Records from a dataset
* * *
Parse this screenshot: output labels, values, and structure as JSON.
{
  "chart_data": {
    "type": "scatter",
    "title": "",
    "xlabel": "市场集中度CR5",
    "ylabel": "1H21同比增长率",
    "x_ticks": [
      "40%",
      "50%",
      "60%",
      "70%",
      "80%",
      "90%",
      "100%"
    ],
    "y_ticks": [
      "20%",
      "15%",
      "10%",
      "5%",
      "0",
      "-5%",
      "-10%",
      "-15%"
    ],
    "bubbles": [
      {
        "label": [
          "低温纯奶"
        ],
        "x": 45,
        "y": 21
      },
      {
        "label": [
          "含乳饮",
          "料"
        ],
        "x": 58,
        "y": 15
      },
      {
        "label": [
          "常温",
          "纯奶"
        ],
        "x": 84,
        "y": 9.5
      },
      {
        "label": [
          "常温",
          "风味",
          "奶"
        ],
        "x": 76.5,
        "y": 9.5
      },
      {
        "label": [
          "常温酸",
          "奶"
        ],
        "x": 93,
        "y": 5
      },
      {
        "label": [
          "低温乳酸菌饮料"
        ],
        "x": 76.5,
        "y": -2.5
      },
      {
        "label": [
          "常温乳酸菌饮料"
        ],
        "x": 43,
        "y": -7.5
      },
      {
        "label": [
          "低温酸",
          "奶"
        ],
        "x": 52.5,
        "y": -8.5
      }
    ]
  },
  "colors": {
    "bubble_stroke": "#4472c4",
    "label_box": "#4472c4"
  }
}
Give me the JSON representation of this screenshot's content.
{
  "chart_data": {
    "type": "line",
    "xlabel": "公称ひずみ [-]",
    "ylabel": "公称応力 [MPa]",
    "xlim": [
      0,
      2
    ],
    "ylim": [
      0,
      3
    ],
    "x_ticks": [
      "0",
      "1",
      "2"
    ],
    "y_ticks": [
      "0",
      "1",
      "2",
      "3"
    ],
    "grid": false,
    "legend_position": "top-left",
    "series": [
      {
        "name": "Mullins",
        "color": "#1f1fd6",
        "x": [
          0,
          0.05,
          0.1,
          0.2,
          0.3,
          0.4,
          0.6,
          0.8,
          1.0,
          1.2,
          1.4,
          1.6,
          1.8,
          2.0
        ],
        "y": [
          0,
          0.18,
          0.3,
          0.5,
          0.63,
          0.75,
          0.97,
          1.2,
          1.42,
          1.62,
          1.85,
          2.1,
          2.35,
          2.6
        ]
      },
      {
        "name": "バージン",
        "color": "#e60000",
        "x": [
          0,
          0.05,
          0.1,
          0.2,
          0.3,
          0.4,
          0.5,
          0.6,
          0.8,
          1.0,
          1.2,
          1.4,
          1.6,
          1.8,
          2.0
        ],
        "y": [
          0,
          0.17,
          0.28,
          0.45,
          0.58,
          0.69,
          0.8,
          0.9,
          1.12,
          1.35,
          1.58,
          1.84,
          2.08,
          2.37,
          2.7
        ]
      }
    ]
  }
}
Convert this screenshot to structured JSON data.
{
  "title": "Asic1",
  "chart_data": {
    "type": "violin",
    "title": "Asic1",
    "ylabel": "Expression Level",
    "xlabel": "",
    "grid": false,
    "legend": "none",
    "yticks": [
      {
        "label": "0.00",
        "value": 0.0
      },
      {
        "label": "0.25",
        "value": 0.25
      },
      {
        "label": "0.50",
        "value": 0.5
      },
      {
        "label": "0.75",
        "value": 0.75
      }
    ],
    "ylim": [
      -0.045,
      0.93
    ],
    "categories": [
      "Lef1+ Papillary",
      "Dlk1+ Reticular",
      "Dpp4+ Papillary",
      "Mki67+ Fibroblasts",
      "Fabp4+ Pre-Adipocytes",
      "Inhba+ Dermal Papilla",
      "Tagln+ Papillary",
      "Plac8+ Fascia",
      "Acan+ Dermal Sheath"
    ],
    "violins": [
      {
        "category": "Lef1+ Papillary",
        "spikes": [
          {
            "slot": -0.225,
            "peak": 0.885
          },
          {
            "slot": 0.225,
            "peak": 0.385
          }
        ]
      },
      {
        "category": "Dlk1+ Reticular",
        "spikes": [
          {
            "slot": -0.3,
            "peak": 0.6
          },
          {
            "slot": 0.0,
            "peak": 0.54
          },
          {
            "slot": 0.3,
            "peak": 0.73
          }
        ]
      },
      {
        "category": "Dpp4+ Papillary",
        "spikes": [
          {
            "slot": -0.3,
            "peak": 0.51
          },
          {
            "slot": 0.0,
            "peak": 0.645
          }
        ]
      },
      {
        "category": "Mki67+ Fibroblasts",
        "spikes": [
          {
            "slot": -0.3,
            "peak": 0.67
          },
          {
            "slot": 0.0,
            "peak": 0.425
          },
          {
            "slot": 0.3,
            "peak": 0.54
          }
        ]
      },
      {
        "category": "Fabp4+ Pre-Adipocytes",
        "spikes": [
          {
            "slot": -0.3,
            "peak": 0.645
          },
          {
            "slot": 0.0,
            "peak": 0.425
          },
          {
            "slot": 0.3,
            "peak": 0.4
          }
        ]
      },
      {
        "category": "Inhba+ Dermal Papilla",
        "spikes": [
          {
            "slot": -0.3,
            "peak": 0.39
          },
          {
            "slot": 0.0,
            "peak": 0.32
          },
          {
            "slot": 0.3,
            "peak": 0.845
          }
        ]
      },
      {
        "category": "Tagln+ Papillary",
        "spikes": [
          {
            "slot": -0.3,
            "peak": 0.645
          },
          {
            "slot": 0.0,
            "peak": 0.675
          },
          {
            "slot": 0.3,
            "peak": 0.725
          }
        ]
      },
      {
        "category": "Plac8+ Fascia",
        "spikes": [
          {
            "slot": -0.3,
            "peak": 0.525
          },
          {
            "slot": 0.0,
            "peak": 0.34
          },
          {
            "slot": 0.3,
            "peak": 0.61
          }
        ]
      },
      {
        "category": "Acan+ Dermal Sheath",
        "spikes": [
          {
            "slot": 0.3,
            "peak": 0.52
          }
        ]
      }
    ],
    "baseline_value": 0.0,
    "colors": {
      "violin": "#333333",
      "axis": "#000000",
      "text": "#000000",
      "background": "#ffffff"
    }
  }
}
* * *
Problem details
Copy, from the material, each line that holds the string "xlabel".

Full solution
    "xlabel": "市场集中度CR5",
    "xlabel": "公称ひずみ [-]",
    "xlabel": "",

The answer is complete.